* start *
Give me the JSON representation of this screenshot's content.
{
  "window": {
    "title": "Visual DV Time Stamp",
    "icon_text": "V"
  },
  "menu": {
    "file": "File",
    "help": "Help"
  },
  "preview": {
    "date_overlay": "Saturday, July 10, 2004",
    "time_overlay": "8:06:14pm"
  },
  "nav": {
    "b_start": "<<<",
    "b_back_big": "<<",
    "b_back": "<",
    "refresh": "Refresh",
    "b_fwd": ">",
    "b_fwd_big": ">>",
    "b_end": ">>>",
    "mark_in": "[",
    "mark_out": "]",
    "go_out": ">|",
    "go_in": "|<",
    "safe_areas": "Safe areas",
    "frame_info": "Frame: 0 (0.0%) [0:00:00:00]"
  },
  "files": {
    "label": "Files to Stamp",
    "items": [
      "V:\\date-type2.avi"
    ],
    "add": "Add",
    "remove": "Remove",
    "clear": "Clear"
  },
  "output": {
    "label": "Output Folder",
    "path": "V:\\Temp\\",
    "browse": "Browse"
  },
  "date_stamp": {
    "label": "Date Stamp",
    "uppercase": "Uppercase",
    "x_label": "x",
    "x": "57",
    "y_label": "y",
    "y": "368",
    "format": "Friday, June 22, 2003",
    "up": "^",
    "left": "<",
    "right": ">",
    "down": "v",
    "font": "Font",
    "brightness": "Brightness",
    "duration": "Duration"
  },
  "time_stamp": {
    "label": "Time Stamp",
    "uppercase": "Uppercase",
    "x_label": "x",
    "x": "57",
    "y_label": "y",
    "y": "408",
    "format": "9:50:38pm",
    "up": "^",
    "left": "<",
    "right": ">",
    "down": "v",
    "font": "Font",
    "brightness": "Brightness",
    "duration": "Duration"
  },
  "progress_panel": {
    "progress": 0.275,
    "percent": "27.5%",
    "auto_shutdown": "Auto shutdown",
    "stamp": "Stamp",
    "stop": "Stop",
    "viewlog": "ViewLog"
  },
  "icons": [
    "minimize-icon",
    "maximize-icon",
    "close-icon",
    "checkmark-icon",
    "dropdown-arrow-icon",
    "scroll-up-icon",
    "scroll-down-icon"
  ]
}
* end *
- _Problem_
Reply with only the number of lines in the entries that contain the word "format".

- _Worked answer_
2